◆ Source:

****

This repo contains yaml proofs of how the capabilities of Contour can satisfy ingress outcomes for cf-for-k8s.
Start with a 1.17 or newer kubernetes cluster.
Install Contour via quickstart:
kubectl apply -f https://projectcontour.io/quickstart/contour.yaml
Deploy a workload to test connectivity:
kubectl apply -f https://projectcontour.io/examples/kuard.yaml
Wait some time (30-60 seconds) for GCP to provision an IP, then assign it to a variable:
EXTERNAL_IP=`kubectl get -n projectcontour service envoy -o wide | awk 'NR > 1 {print $4}'`
Check connectivity:
curl $EXTERNAL_IP
If successful, clean up:
kubectl delete -f https://projectcontour.io/examples/kuard.yaml
Install prereqs for proofs below:
kubectl apply -f prereqs.yml
Apply resources:
kubectl apply -f basic-ingress-via-fqdn.yml
Test:
curl -HHost:proxy.network $EXTERNAL_IP
curl -HHost:httpbin.example.com $EXTERNAL_IP
Clean up:
kubectl delete -f basic-ingress-via-fqdn.yml
Apply resources:
kubectl apply -f ingress-via-context-paths.yml
Test:
curl -HHost:foo.bar.com $EXTERNAL_IP
curl -HHost:foo.bar.com $EXTERNAL_IP/anything
foo.bar.com
reaches the Proxy app, but the /anything
path reaches httpbin.
Clean up:
kubectl delete -f ingress-via-context-paths.yml
Notes: One Ingress
object is used in this example which mirrors how we
create VirtualServices
now, but we could also create separate Ingress
objects and have the same user experience.

****

◆ Stated task 1: Copy out the records from their first line through the line containing "- toc-subsection[interactable]: [251, 343, 1775, 360]", with both ends included.

****

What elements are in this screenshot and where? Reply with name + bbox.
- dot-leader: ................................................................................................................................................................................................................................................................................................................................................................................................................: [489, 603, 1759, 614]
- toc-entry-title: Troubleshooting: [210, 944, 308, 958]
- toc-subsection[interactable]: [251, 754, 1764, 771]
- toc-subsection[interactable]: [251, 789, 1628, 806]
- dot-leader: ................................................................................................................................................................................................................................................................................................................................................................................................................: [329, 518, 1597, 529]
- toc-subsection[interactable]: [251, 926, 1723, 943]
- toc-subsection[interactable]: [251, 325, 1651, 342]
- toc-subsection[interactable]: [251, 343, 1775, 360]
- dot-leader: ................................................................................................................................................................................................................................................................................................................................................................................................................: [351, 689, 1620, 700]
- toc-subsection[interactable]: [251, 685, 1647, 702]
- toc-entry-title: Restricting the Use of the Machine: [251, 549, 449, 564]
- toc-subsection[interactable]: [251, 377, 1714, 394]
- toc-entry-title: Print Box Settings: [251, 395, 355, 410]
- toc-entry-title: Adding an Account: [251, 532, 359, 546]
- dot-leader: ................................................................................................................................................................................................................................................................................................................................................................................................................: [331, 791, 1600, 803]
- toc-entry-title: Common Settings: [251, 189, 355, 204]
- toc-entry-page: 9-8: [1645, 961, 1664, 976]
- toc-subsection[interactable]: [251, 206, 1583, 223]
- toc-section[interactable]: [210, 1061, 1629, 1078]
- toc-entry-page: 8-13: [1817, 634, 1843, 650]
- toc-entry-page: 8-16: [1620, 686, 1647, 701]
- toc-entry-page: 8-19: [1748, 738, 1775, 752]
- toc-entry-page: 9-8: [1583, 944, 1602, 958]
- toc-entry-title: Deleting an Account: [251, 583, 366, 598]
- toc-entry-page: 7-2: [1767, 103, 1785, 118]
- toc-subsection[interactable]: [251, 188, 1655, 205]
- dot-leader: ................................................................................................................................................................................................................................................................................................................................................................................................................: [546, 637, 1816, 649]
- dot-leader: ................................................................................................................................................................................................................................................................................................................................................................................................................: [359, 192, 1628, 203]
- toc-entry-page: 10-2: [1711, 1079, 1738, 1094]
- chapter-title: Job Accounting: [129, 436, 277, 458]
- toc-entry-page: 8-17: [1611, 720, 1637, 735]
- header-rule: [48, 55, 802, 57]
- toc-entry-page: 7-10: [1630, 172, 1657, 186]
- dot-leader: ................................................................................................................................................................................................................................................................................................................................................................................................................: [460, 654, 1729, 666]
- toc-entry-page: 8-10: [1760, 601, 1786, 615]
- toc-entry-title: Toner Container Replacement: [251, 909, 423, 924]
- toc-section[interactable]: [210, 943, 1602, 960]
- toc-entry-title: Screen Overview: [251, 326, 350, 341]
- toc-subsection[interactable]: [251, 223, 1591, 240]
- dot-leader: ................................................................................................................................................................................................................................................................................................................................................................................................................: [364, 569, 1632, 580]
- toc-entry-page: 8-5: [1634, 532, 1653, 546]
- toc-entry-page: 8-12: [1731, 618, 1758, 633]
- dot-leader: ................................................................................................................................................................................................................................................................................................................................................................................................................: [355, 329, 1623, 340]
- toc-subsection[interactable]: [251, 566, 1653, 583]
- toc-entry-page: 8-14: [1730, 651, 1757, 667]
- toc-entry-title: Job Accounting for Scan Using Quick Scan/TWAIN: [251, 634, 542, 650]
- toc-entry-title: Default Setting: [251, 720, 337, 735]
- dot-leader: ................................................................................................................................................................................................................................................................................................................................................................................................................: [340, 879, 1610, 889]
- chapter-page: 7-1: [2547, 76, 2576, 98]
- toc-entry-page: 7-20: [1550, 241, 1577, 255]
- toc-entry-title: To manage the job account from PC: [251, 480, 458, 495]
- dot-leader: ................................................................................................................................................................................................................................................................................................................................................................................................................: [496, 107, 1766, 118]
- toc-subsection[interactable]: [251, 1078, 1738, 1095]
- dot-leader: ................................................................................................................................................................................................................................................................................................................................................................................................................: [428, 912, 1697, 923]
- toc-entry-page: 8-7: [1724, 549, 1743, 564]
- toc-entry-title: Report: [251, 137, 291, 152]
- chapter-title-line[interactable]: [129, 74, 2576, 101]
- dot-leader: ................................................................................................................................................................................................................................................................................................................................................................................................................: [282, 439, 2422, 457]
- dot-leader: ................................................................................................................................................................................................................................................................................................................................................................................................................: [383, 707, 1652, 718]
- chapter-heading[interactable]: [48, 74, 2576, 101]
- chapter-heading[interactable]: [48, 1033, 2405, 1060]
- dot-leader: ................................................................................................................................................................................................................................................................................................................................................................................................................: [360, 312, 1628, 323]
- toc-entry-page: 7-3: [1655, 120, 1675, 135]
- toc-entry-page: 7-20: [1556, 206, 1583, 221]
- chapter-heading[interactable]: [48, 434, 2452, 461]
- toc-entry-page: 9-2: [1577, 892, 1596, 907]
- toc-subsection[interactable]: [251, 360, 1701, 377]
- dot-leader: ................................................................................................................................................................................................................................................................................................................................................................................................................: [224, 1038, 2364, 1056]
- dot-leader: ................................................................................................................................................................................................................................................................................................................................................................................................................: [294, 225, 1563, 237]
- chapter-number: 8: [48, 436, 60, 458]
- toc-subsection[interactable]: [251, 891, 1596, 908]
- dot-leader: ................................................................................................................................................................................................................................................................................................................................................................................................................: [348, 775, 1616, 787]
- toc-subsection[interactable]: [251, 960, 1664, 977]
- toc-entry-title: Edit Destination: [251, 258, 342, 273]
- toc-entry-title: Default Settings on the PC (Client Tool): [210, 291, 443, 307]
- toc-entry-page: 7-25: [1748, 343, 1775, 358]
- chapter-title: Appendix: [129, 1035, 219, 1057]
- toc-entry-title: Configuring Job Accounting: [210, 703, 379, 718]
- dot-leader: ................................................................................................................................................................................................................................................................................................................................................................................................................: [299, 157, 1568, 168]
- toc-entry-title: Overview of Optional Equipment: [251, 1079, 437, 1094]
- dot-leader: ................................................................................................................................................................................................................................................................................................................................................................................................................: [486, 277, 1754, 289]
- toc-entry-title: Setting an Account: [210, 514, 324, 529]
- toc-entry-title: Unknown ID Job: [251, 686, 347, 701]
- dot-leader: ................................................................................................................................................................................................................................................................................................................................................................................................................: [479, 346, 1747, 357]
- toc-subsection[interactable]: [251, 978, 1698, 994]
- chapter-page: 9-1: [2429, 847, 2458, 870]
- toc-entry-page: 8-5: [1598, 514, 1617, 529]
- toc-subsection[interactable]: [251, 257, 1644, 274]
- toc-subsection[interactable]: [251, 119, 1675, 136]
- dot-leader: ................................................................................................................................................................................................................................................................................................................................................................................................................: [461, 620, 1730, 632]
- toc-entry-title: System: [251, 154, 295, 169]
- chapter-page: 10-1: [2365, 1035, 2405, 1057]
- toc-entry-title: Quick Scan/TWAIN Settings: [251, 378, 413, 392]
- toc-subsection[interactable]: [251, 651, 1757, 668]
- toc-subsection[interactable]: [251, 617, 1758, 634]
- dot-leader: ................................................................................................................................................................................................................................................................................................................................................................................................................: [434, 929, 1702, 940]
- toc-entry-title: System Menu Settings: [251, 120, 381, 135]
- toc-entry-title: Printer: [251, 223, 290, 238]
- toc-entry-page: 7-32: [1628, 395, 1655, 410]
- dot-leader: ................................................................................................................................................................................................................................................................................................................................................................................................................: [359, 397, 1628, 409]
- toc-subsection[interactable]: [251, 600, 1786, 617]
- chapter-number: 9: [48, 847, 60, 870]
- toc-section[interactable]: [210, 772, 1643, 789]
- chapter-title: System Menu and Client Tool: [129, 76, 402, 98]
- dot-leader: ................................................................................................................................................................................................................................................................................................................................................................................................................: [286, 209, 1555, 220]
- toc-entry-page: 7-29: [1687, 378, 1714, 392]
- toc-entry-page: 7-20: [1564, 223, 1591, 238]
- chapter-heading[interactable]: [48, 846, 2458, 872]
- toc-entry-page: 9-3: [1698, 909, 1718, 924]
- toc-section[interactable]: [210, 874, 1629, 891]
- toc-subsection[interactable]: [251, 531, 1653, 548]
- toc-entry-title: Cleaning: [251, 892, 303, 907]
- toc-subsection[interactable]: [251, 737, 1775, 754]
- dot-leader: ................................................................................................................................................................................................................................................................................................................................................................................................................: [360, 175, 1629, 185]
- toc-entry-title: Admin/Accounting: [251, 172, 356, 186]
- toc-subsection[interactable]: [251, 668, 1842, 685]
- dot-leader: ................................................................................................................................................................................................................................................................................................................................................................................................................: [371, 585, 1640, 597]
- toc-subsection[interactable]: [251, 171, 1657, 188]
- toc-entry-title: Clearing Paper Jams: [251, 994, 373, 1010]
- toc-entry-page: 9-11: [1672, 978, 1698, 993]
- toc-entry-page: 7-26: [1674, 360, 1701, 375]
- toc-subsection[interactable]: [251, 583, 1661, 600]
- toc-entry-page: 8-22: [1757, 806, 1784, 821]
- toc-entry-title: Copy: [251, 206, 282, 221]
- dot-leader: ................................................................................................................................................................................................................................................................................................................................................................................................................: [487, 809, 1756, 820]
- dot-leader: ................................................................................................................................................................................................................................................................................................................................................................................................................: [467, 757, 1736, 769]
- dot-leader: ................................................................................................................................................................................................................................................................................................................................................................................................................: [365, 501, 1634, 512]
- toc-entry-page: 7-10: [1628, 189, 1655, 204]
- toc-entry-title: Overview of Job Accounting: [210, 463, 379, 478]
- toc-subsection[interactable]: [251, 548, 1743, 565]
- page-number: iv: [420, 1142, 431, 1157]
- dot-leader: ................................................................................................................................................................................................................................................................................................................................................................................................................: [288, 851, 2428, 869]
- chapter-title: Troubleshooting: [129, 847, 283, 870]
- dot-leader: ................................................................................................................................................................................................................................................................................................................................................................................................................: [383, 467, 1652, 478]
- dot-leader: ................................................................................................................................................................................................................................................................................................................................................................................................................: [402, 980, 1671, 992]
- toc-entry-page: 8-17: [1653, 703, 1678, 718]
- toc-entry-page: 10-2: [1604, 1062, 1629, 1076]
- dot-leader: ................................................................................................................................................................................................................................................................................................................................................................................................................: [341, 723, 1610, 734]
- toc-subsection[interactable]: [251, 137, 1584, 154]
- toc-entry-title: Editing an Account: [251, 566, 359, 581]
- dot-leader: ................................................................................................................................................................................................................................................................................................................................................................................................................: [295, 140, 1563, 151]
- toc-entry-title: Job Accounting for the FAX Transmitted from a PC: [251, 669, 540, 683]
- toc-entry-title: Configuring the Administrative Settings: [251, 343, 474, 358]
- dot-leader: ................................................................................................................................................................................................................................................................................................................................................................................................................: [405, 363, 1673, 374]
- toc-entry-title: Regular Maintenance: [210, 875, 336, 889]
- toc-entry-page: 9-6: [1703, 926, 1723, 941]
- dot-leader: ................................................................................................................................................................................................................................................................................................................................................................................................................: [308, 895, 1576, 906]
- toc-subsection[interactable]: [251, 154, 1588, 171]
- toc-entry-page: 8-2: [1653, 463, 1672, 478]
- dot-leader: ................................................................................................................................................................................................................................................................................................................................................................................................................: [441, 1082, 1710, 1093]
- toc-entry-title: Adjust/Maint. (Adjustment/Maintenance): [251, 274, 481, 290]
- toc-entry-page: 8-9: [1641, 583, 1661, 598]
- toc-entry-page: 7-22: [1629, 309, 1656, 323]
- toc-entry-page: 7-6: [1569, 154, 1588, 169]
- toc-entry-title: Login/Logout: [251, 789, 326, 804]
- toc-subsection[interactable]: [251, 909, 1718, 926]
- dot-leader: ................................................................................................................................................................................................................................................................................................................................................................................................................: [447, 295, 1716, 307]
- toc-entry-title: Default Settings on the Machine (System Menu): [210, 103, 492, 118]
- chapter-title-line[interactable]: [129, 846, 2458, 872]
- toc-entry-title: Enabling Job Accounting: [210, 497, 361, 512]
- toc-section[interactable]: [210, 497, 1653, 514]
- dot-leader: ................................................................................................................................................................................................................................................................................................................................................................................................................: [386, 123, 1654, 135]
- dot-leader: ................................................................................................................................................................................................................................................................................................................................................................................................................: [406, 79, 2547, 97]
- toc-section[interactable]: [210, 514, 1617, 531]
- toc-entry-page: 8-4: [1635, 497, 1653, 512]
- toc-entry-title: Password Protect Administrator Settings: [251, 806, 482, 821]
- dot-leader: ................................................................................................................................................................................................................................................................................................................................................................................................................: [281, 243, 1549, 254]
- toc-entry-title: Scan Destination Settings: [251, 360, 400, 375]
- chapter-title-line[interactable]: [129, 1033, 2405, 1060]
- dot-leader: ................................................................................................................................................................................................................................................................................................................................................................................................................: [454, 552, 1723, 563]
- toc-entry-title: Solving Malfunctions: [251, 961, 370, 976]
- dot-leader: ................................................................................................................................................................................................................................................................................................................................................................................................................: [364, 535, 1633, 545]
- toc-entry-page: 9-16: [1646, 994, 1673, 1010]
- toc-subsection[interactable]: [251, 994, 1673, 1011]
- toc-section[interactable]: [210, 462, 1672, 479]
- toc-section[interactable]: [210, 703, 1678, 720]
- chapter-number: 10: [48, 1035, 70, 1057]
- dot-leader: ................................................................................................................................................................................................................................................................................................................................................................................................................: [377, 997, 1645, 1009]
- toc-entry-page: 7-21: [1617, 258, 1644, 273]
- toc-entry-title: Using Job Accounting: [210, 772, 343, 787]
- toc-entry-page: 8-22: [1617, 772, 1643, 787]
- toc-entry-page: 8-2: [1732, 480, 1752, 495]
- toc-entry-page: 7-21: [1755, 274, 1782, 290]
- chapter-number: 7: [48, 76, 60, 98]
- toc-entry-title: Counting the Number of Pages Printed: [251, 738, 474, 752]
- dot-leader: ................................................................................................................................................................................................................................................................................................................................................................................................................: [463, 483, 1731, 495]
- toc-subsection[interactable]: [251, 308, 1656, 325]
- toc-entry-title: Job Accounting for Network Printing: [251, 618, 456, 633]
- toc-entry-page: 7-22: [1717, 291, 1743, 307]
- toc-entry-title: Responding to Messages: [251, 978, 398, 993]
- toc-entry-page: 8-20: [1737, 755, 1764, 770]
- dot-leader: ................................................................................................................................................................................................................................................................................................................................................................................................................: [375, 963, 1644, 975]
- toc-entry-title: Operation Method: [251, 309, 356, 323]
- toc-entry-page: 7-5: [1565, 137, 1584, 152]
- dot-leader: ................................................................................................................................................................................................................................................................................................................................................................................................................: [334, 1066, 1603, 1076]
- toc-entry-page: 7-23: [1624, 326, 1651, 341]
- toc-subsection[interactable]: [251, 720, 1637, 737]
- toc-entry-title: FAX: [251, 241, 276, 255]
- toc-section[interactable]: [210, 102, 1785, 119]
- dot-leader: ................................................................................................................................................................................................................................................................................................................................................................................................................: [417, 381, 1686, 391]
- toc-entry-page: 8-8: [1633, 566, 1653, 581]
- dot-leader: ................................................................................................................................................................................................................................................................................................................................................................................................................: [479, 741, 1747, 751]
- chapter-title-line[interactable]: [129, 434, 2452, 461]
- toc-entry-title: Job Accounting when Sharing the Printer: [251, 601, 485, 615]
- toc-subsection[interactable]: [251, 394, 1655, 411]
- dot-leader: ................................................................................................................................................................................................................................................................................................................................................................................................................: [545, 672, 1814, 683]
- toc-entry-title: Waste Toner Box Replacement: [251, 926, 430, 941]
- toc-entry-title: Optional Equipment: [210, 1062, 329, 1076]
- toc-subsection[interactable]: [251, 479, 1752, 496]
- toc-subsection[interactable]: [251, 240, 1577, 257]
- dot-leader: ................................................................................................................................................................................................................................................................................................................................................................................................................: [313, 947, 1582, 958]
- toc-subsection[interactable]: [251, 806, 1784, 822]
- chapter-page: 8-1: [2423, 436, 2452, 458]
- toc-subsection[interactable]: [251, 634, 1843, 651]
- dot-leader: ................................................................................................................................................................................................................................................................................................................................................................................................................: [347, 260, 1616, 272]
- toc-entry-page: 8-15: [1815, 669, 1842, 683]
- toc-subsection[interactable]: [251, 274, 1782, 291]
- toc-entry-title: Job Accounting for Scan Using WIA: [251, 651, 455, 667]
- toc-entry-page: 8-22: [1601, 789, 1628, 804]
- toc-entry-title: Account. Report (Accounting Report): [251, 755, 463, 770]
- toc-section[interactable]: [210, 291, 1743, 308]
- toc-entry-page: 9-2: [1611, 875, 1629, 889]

****

◆ Stated task 2: Resume the Contour ingress walkthrough from the point where it stops.

◆ Task answer 1:
What elements are in this screenshot and where? Reply with name + bbox.
- dot-leader: ................................................................................................................................................................................................................................................................................................................................................................................................................: [489, 603, 1759, 614]
- toc-entry-title: Troubleshooting: [210, 944, 308, 958]
- toc-subsection[interactable]: [251, 754, 1764, 771]
- toc-subsection[interactable]: [251, 789, 1628, 806]
- dot-leader: ................................................................................................................................................................................................................................................................................................................................................................................................................: [329, 518, 1597, 529]
- toc-subsection[interactable]: [251, 926, 1723, 943]
- toc-subsection[interactable]: [251, 325, 1651, 342]
- toc-subsection[interactable]: [251, 343, 1775, 360]

◆ Task answer 2:
Apply resources:
kubectl apply -f multiple-routes-to-app.yml
Test:
curl -HHost:foo.bar.com $EXTERNAL_IP
curl -HHost:bar.foo.com $EXTERNAL_IP
Clean up:
kubectl delete -f multiple-routes-to-app.yml
Apply resources:
kubectl apply -f multiple-apps-to-route.yml
Test:
curl -HHost:multiapp.example.com $EXTERNAL_IP # do this repeatedly, observe changing result
Clean up:
kubectl delete -f multiple-apps-to-route.yml
Notes: Kubernetes Ingress
objects do not support multiple backends, so we
have to create a single service that selects all the apps. This means only
round-robin balancing and no weighted routing of any kind. It also means we will
have to label app pods with all the routes that select them which is an exciting
kind of nightmare. However, Contour's own HTTPProxy
resource does support
multiple backends and weighted routing, so we could use that.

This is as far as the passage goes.